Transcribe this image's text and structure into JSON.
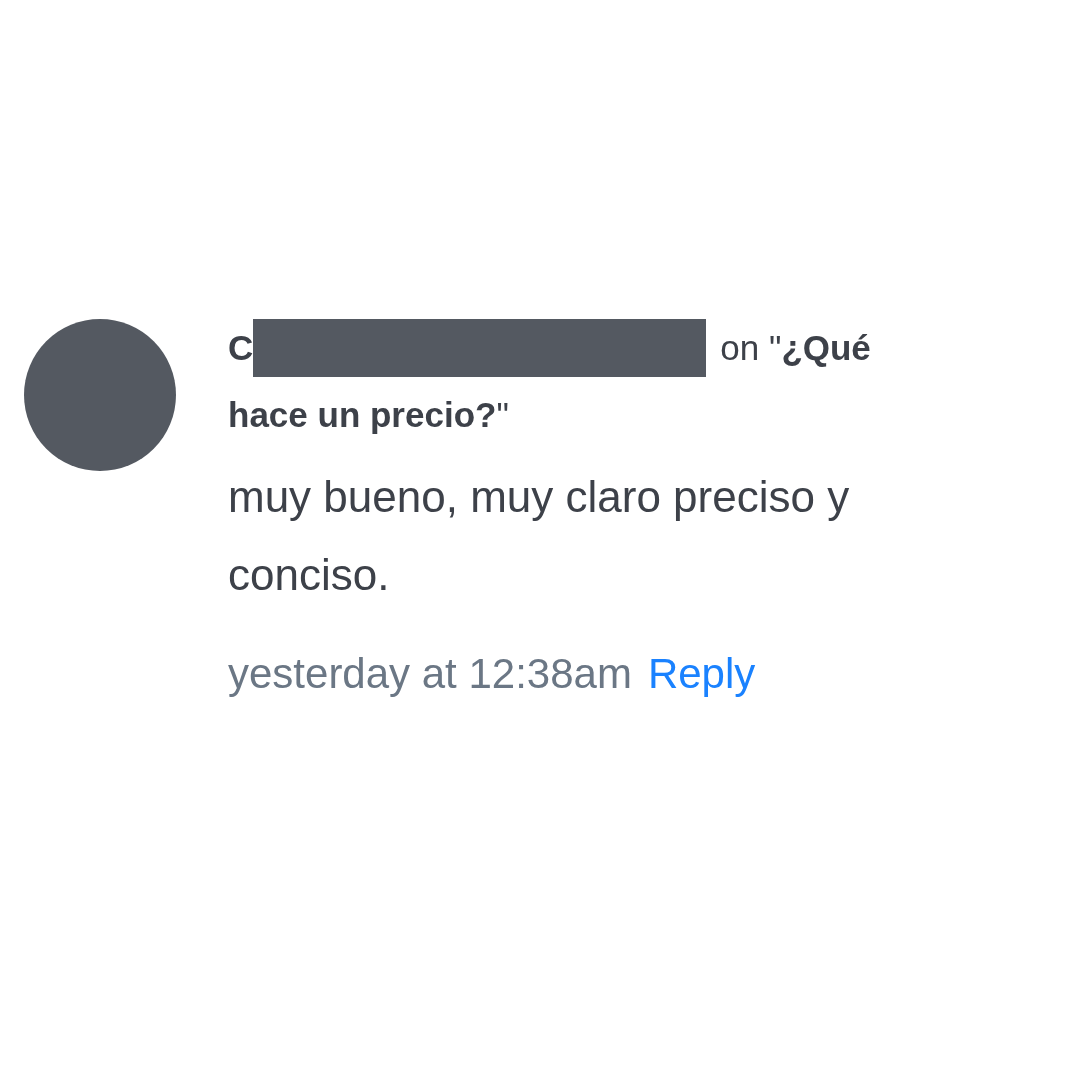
{
  "comment": {
    "author": "C",
    "author_redacted": true,
    "context_lines": [
      "on \"**¿Qué**",
      "**hace un precio?**\""
    ],
    "body": "muy bueno, muy claro preciso y conciso.",
    "time": "yesterday at 12:38am",
    "reply": "Reply"
  }
}
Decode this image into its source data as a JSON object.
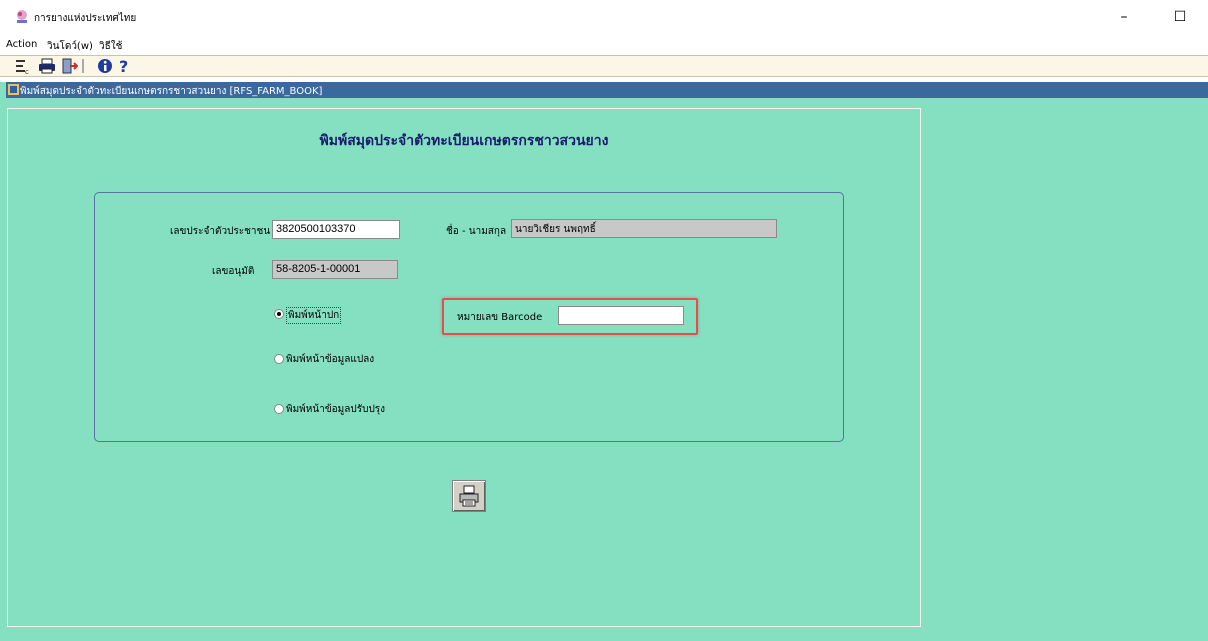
{
  "window": {
    "title": "การยางแห่งประเทศไทย",
    "minimize": "–",
    "maximize": "☐"
  },
  "menu": {
    "items": [
      "Action",
      "วินโดว์(w)",
      "วิธีใช้"
    ]
  },
  "child_window": {
    "title": "พิมพ์สมุดประจำตัวทะเบียนเกษตรกรชาวสวนยาง [RFS_FARM_BOOK]"
  },
  "form": {
    "heading": "พิมพ์สมุดประจำตัวทะเบียนเกษตรกรชาวสวนยาง",
    "citizen_id_label": "เลขประจำตัวประชาชน",
    "citizen_id_value": "3820500103370",
    "name_label": "ชื่อ - นามสกุล",
    "name_value": "นายวิเชียร นพฤทธิ์",
    "permit_label": "เลขอนุมัติ",
    "permit_value": "58-8205-1-00001",
    "radio_cover": "พิมพ์หน้าปก",
    "radio_plot": "พิมพ์หน้าข้อมูลแปลง",
    "radio_update": "พิมพ์หน้าข้อมูลปรับปรุง",
    "barcode_label": "หมายเลข Barcode",
    "barcode_value": ""
  },
  "colors": {
    "background": "#84e0c0",
    "child_title_bar": "#39699d",
    "toolbar": "#fbf6e6",
    "highlight": "#e05050"
  }
}
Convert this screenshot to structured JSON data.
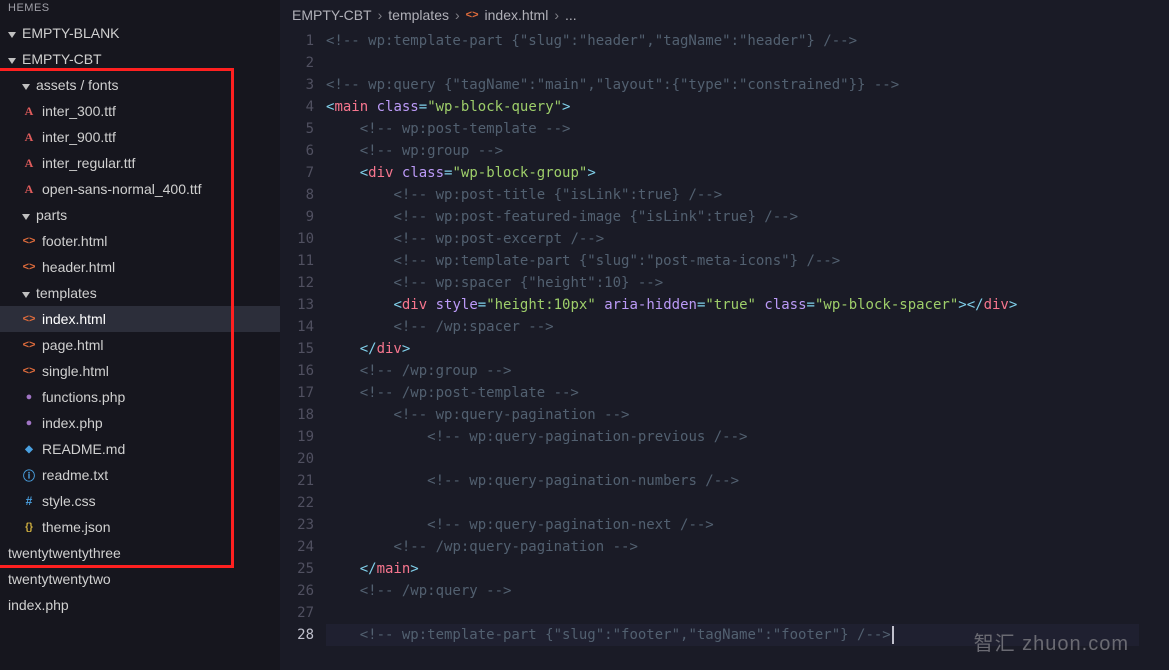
{
  "sidebar": {
    "heading": "HEMES",
    "root1": "EMPTY-BLANK",
    "root2": "EMPTY-CBT",
    "folder_assets": "assets / fonts",
    "f_inter300": "inter_300.ttf",
    "f_inter900": "inter_900.ttf",
    "f_interreg": "inter_regular.ttf",
    "f_opensans": "open-sans-normal_400.ttf",
    "folder_parts": "parts",
    "p_footer": "footer.html",
    "p_header": "header.html",
    "folder_templates": "templates",
    "t_index": "index.html",
    "t_page": "page.html",
    "t_single": "single.html",
    "f_functions": "functions.php",
    "f_indexphp": "index.php",
    "f_readmemd": "README.md",
    "f_readmetxt": "readme.txt",
    "f_stylecss": "style.css",
    "f_themejson": "theme.json",
    "root3": "twentytwentythree",
    "root4": "twentytwentytwo",
    "root5": "index.php"
  },
  "breadcrumbs": {
    "a": "EMPTY-CBT",
    "b": "templates",
    "c": "index.html",
    "d": "..."
  },
  "code": {
    "lines": [
      {
        "n": 1,
        "indent": 0,
        "raw": "<!-- wp:template-part {\"slug\":\"header\",\"tagName\":\"header\"} /-->"
      },
      {
        "n": 2,
        "indent": 0,
        "raw": ""
      },
      {
        "n": 3,
        "indent": 0,
        "raw": "<!-- wp:query {\"tagName\":\"main\",\"layout\":{\"type\":\"constrained\"}} -->"
      },
      {
        "n": 4,
        "indent": 0,
        "raw": "<main class=\"wp-block-query\">"
      },
      {
        "n": 5,
        "indent": 1,
        "raw": "<!-- wp:post-template -->"
      },
      {
        "n": 6,
        "indent": 1,
        "raw": "<!-- wp:group -->"
      },
      {
        "n": 7,
        "indent": 1,
        "raw": "<div class=\"wp-block-group\">"
      },
      {
        "n": 8,
        "indent": 2,
        "raw": "<!-- wp:post-title {\"isLink\":true} /-->"
      },
      {
        "n": 9,
        "indent": 2,
        "raw": "<!-- wp:post-featured-image {\"isLink\":true} /-->"
      },
      {
        "n": 10,
        "indent": 2,
        "raw": "<!-- wp:post-excerpt /-->"
      },
      {
        "n": 11,
        "indent": 2,
        "raw": "<!-- wp:template-part {\"slug\":\"post-meta-icons\"} /-->"
      },
      {
        "n": 12,
        "indent": 2,
        "raw": "<!-- wp:spacer {\"height\":10} -->"
      },
      {
        "n": 13,
        "indent": 2,
        "raw": "<div style=\"height:10px\" aria-hidden=\"true\" class=\"wp-block-spacer\"></div>"
      },
      {
        "n": 14,
        "indent": 2,
        "raw": "<!-- /wp:spacer -->"
      },
      {
        "n": 15,
        "indent": 1,
        "raw": "</div>"
      },
      {
        "n": 16,
        "indent": 1,
        "raw": "<!-- /wp:group -->"
      },
      {
        "n": 17,
        "indent": 1,
        "raw": "<!-- /wp:post-template -->"
      },
      {
        "n": 18,
        "indent": 2,
        "raw": "<!-- wp:query-pagination -->"
      },
      {
        "n": 19,
        "indent": 3,
        "raw": "<!-- wp:query-pagination-previous /-->"
      },
      {
        "n": 20,
        "indent": 3,
        "raw": ""
      },
      {
        "n": 21,
        "indent": 3,
        "raw": "<!-- wp:query-pagination-numbers /-->"
      },
      {
        "n": 22,
        "indent": 3,
        "raw": ""
      },
      {
        "n": 23,
        "indent": 3,
        "raw": "<!-- wp:query-pagination-next /-->"
      },
      {
        "n": 24,
        "indent": 2,
        "raw": "<!-- /wp:query-pagination -->"
      },
      {
        "n": 25,
        "indent": 1,
        "raw": "</main>"
      },
      {
        "n": 26,
        "indent": 1,
        "raw": "<!-- /wp:query -->"
      },
      {
        "n": 27,
        "indent": 1,
        "raw": ""
      },
      {
        "n": 28,
        "indent": 1,
        "raw": "<!-- wp:template-part {\"slug\":\"footer\",\"tagName\":\"footer\"} /-->"
      }
    ]
  },
  "watermark": "智汇 zhuon.com"
}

**Exercise task**
Produce an exact copy of each line of data, skipping embedded images.

**Answer for the task**
Transcribe this image's text and structure into JSON.
{
  "comment": {
    "author": "C",
    "author_redacted": true,
    "context_lines": [
      "on \"**¿Qué**",
      "**hace un precio?**\""
    ],
    "body": "muy bueno, muy claro preciso y conciso.",
    "time": "yesterday at 12:38am",
    "reply": "Reply"
  }
}
Decode this image into its source data as a JSON object.
{
  "window": {
    "title": "การยางแห่งประเทศไทย",
    "minimize": "–",
    "maximize": "☐"
  },
  "menu": {
    "items": [
      "Action",
      "วินโดว์(w)",
      "วิธีใช้"
    ]
  },
  "child_window": {
    "title": "พิมพ์สมุดประจำตัวทะเบียนเกษตรกรชาวสวนยาง [RFS_FARM_BOOK]"
  },
  "form": {
    "heading": "พิมพ์สมุดประจำตัวทะเบียนเกษตรกรชาวสวนยาง",
    "citizen_id_label": "เลขประจำตัวประชาชน",
    "citizen_id_value": "3820500103370",
    "name_label": "ชื่อ - นามสกุล",
    "name_value": "นายวิเชียร นพฤทธิ์",
    "permit_label": "เลขอนุมัติ",
    "permit_value": "58-8205-1-00001",
    "radio_cover": "พิมพ์หน้าปก",
    "radio_plot": "พิมพ์หน้าข้อมูลแปลง",
    "radio_update": "พิมพ์หน้าข้อมูลปรับปรุง",
    "barcode_label": "หมายเลข Barcode",
    "barcode_value": ""
  },
  "colors": {
    "background": "#84e0c0",
    "child_title_bar": "#39699d",
    "toolbar": "#fbf6e6",
    "highlight": "#e05050"
  }
}
Convert this screenshot to structured JSON data.
{
  "sidebar": {
    "heading": "HEMES",
    "root1": "EMPTY-BLANK",
    "root2": "EMPTY-CBT",
    "folder_assets": "assets / fonts",
    "f_inter300": "inter_300.ttf",
    "f_inter900": "inter_900.ttf",
    "f_interreg": "inter_regular.ttf",
    "f_opensans": "open-sans-normal_400.ttf",
    "folder_parts": "parts",
    "p_footer": "footer.html",
    "p_header": "header.html",
    "folder_templates": "templates",
    "t_index": "index.html",
    "t_page": "page.html",
    "t_single": "single.html",
    "f_functions": "functions.php",
    "f_indexphp": "index.php",
    "f_readmemd": "README.md",
    "f_readmetxt": "readme.txt",
    "f_stylecss": "style.css",
    "f_themejson": "theme.json",
    "root3": "twentytwentythree",
    "root4": "twentytwentytwo",
    "root5": "index.php"
  },
  "breadcrumbs": {
    "a": "EMPTY-CBT",
    "b": "templates",
    "c": "index.html",
    "d": "..."
  },
  "code": {
    "lines": [
      {
        "n": 1,
        "indent": 0,
        "raw": "<!-- wp:template-part {\"slug\":\"header\",\"tagName\":\"header\"} /-->"
      },
      {
        "n": 2,
        "indent": 0,
        "raw": ""
      },
      {
        "n": 3,
        "indent": 0,
        "raw": "<!-- wp:query {\"tagName\":\"main\",\"layout\":{\"type\":\"constrained\"}} -->"
      },
      {
        "n": 4,
        "indent": 0,
        "raw": "<main class=\"wp-block-query\">"
      },
      {
        "n": 5,
        "indent": 1,
        "raw": "<!-- wp:post-template -->"
      },
      {
        "n": 6,
        "indent": 1,
        "raw": "<!-- wp:group -->"
      },
      {
        "n": 7,
        "indent": 1,
        "raw": "<div class=\"wp-block-group\">"
      },
      {
        "n": 8,
        "indent": 2,
        "raw": "<!-- wp:post-title {\"isLink\":true} /-->"
      },
      {
        "n": 9,
        "indent": 2,
        "raw": "<!-- wp:post-featured-image {\"isLink\":true} /-->"
      },
      {
        "n": 10,
        "indent": 2,
        "raw": "<!-- wp:post-excerpt /-->"
      },
      {
        "n": 11,
        "indent": 2,
        "raw": "<!-- wp:template-part {\"slug\":\"post-meta-icons\"} /-->"
      },
      {
        "n": 12,
        "indent": 2,
        "raw": "<!-- wp:spacer {\"height\":10} -->"
      },
      {
        "n": 13,
        "indent": 2,
        "raw": "<div style=\"height:10px\" aria-hidden=\"true\" class=\"wp-block-spacer\"></div>"
      },
      {
        "n": 14,
        "indent": 2,
        "raw": "<!-- /wp:spacer -->"
      },
      {
        "n": 15,
        "indent": 1,
        "raw": "</div>"
      },
      {
        "n": 16,
        "indent": 1,
        "raw": "<!-- /wp:group -->"
      },
      {
        "n": 17,
        "indent": 1,
        "raw": "<!-- /wp:post-template -->"
      },
      {
        "n": 18,
        "indent": 2,
        "raw": "<!-- wp:query-pagination -->"
      },
      {
        "n": 19,
        "indent": 3,
        "raw": "<!-- wp:query-pagination-previous /-->"
      },
      {
        "n": 20,
        "indent": 3,
        "raw": ""
      },
      {
        "n": 21,
        "indent": 3,
        "raw": "<!-- wp:query-pagination-numbers /-->"
      },
      {
        "n": 22,
        "indent": 3,
        "raw": ""
      },
      {
        "n": 23,
        "indent": 3,
        "raw": "<!-- wp:query-pagination-next /-->"
      },
      {
        "n": 24,
        "indent": 2,
        "raw": "<!-- /wp:query-pagination -->"
      },
      {
        "n": 25,
        "indent": 1,
        "raw": "</main>"
      },
      {
        "n": 26,
        "indent": 1,
        "raw": "<!-- /wp:query -->"
      },
      {
        "n": 27,
        "indent": 1,
        "raw": ""
      },
      {
        "n": 28,
        "indent": 1,
        "raw": "<!-- wp:template-part {\"slug\":\"footer\",\"tagName\":\"footer\"} /-->"
      }
    ]
  },
  "watermark": "智汇 zhuon.com"
}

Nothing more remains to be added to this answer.